Send each entry back exactly as given, pictures excluded.

(Data items)
=-=-=
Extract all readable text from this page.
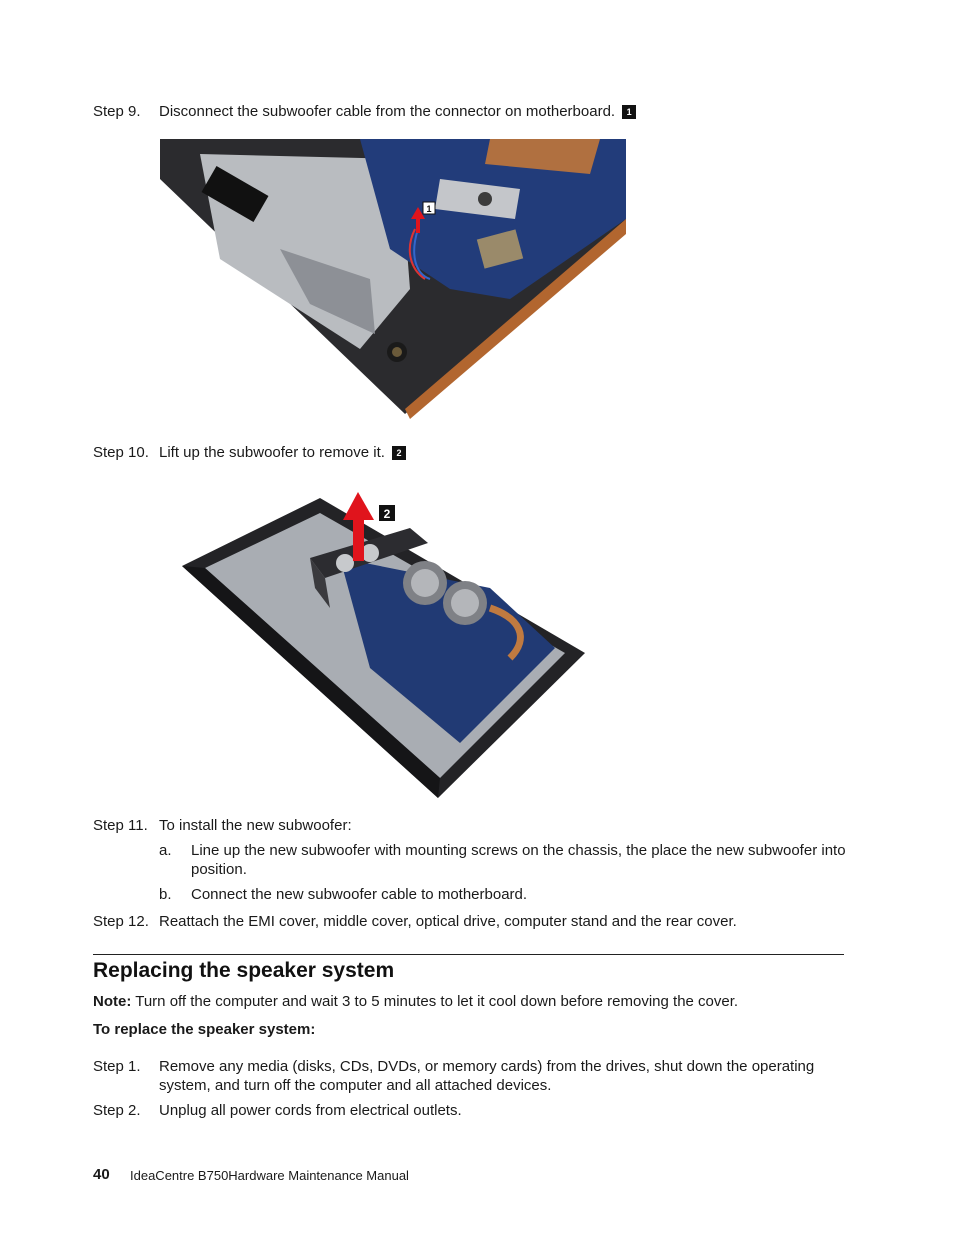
Step 9. Disconnect the subwoofer cable from the connector on motherboard. 1
1
Step 10. Lift up the subwoofer to remove it. 2
2
Step 11. To install the new subwoofer:
a. Line up the new subwoofer with mounting screws on the chassis, the place the new subwoofer into position.
b. Connect the new subwoofer cable to motherboard.
Step 12. Reattach the EMI cover, middle cover, optical drive, computer stand and the rear cover.
Replacing the speaker system
Note: Turn off the computer and wait 3 to 5 minutes to let it cool down before removing the cover.
To replace the speaker system:
Step 1. Remove any media (disks, CDs, DVDs, or memory cards) from the drives, shut down the operating
system, and turn off the computer and all attached devices.
Step 2. Unplug all power cords from electrical outlets.
40 IdeaCentre B750Hardware Maintenance Manual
=-=-=
**Answer to this exercise**
Extract all readable text from this page.
Step 9. Disconnect the subwoofer cable from the connector on motherboard. 1
1
Step 10. Lift up the subwoofer to remove it. 2
2
Step 11. To install the new subwoofer:
a. Line up the new subwoofer with mounting screws on the chassis, the place the new subwoofer into position.
b. Connect the new subwoofer cable to motherboard.
Step 12. Reattach the EMI cover, middle cover, optical drive, computer stand and the rear cover.
Replacing the speaker system
Note: Turn off the computer and wait 3 to 5 minutes to let it cool down before removing the cover.
To replace the speaker system:
Step 1. Remove any media (disks, CDs, DVDs, or memory cards) from the drives, shut down the operating
system, and turn off the computer and all attached devices.
Step 2. Unplug all power cords from electrical outlets.
40 IdeaCentre B750Hardware Maintenance Manual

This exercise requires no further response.